_Task requirements_: Go through the entries below and print each one exactly, leaving out pictures.

[Rows from a figure dataset]
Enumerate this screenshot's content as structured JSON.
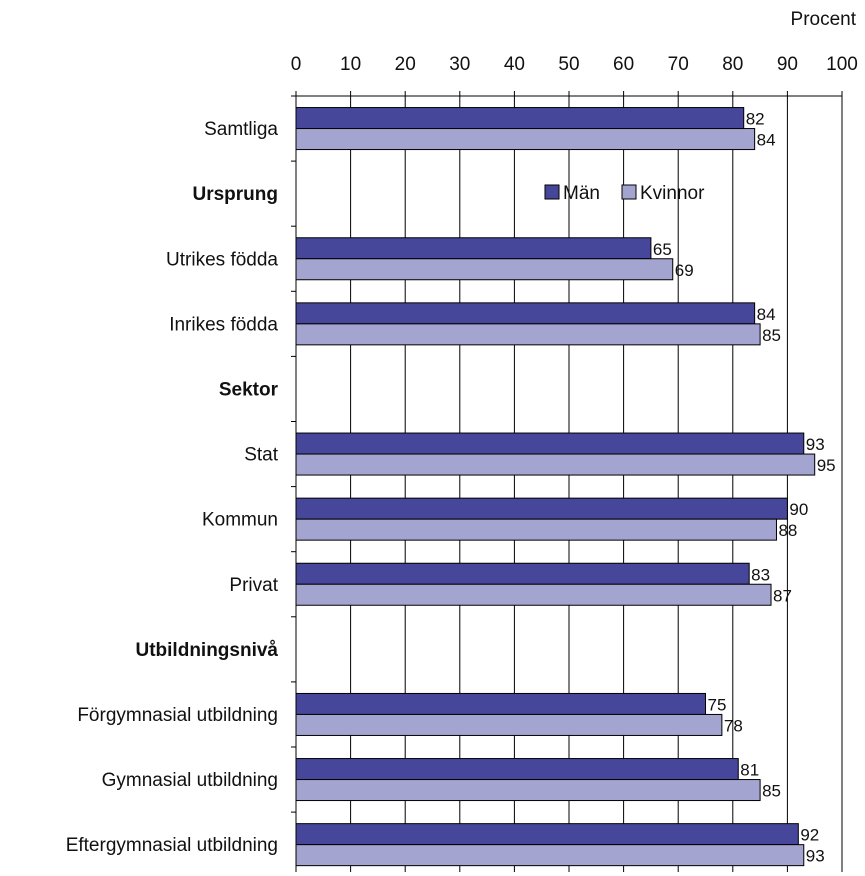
{
  "chart_data": {
    "type": "bar",
    "orientation": "horizontal",
    "unit_label": "Procent",
    "xlim": [
      0,
      100
    ],
    "x_ticks": [
      0,
      10,
      20,
      30,
      40,
      50,
      60,
      70,
      80,
      90,
      100
    ],
    "grid": true,
    "legend_position": "upper-right inside plot",
    "series": [
      {
        "name": "Män",
        "color": "#46469a"
      },
      {
        "name": "Kvinnor",
        "color": "#a4a4d0"
      }
    ],
    "rows": [
      {
        "label": "Samtliga",
        "type": "item",
        "values": [
          82,
          84
        ]
      },
      {
        "label": "Ursprung",
        "type": "header"
      },
      {
        "label": "Utrikes födda",
        "type": "item",
        "values": [
          65,
          69
        ]
      },
      {
        "label": "Inrikes födda",
        "type": "item",
        "values": [
          84,
          85
        ]
      },
      {
        "label": "Sektor",
        "type": "header"
      },
      {
        "label": "Stat",
        "type": "item",
        "values": [
          93,
          95
        ]
      },
      {
        "label": "Kommun",
        "type": "item",
        "values": [
          90,
          88
        ]
      },
      {
        "label": "Privat",
        "type": "item",
        "values": [
          83,
          87
        ]
      },
      {
        "label": "Utbildningsnivå",
        "type": "header"
      },
      {
        "label": "Förgymnasial utbildning",
        "type": "item",
        "values": [
          75,
          78
        ]
      },
      {
        "label": "Gymnasial utbildning",
        "type": "item",
        "values": [
          81,
          85
        ]
      },
      {
        "label": "Eftergymnasial utbildning",
        "type": "item",
        "values": [
          92,
          93
        ]
      }
    ]
  }
}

_Output for this task_:
Enumerate this screenshot's content as structured JSON.
{
  "chart_data": {
    "type": "bar",
    "orientation": "horizontal",
    "unit_label": "Procent",
    "xlim": [
      0,
      100
    ],
    "x_ticks": [
      0,
      10,
      20,
      30,
      40,
      50,
      60,
      70,
      80,
      90,
      100
    ],
    "grid": true,
    "legend_position": "upper-right inside plot",
    "series": [
      {
        "name": "Män",
        "color": "#46469a"
      },
      {
        "name": "Kvinnor",
        "color": "#a4a4d0"
      }
    ],
    "rows": [
      {
        "label": "Samtliga",
        "type": "item",
        "values": [
          82,
          84
        ]
      },
      {
        "label": "Ursprung",
        "type": "header"
      },
      {
        "label": "Utrikes födda",
        "type": "item",
        "values": [
          65,
          69
        ]
      },
      {
        "label": "Inrikes födda",
        "type": "item",
        "values": [
          84,
          85
        ]
      },
      {
        "label": "Sektor",
        "type": "header"
      },
      {
        "label": "Stat",
        "type": "item",
        "values": [
          93,
          95
        ]
      },
      {
        "label": "Kommun",
        "type": "item",
        "values": [
          90,
          88
        ]
      },
      {
        "label": "Privat",
        "type": "item",
        "values": [
          83,
          87
        ]
      },
      {
        "label": "Utbildningsnivå",
        "type": "header"
      },
      {
        "label": "Förgymnasial utbildning",
        "type": "item",
        "values": [
          75,
          78
        ]
      },
      {
        "label": "Gymnasial utbildning",
        "type": "item",
        "values": [
          81,
          85
        ]
      },
      {
        "label": "Eftergymnasial utbildning",
        "type": "item",
        "values": [
          92,
          93
        ]
      }
    ]
  }
}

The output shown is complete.